(Dataset excerpt)
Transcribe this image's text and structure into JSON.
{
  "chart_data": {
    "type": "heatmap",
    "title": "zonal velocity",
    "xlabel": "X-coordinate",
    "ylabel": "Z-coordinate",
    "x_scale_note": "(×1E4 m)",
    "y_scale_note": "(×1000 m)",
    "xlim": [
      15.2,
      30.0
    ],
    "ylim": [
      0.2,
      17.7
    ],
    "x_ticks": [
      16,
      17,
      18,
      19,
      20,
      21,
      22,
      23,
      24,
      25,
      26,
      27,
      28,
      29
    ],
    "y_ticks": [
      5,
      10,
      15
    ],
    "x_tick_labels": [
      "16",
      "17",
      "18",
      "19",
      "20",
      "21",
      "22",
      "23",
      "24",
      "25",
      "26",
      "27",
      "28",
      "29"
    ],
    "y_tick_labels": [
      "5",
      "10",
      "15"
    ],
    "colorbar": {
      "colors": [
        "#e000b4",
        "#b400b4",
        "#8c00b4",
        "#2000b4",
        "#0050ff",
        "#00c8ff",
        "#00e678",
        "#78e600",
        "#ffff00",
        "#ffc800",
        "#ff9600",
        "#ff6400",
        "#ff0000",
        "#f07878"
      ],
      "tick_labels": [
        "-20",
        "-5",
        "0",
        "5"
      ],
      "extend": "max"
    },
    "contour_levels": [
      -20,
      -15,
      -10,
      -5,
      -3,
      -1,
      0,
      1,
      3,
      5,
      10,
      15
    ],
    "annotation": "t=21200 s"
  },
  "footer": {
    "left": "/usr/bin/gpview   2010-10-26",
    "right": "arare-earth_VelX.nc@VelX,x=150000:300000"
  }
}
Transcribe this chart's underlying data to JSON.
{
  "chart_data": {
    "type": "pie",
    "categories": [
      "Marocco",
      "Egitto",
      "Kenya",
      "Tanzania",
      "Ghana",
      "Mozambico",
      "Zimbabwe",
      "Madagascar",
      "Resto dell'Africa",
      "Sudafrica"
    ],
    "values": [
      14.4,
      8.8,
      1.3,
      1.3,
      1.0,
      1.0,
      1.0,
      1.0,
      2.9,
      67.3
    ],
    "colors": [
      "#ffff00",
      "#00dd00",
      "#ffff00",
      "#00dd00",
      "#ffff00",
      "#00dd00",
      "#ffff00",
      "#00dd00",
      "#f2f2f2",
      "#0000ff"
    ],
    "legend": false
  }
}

SHORT PROBLEM -
Using the records above, please retype only the run of lines from the line holding "Transcribe this chart's" through the last line, both ends included.

FINAL RESULT -
Transcribe this chart's underlying data to JSON.
{
  "chart_data": {
    "type": "pie",
    "categories": [
      "Marocco",
      "Egitto",
      "Kenya",
      "Tanzania",
      "Ghana",
      "Mozambico",
      "Zimbabwe",
      "Madagascar",
      "Resto dell'Africa",
      "Sudafrica"
    ],
    "values": [
      14.4,
      8.8,
      1.3,
      1.3,
      1.0,
      1.0,
      1.0,
      1.0,
      2.9,
      67.3
    ],
    "colors": [
      "#ffff00",
      "#00dd00",
      "#ffff00",
      "#00dd00",
      "#ffff00",
      "#00dd00",
      "#ffff00",
      "#00dd00",
      "#f2f2f2",
      "#0000ff"
    ],
    "legend": false
  }
}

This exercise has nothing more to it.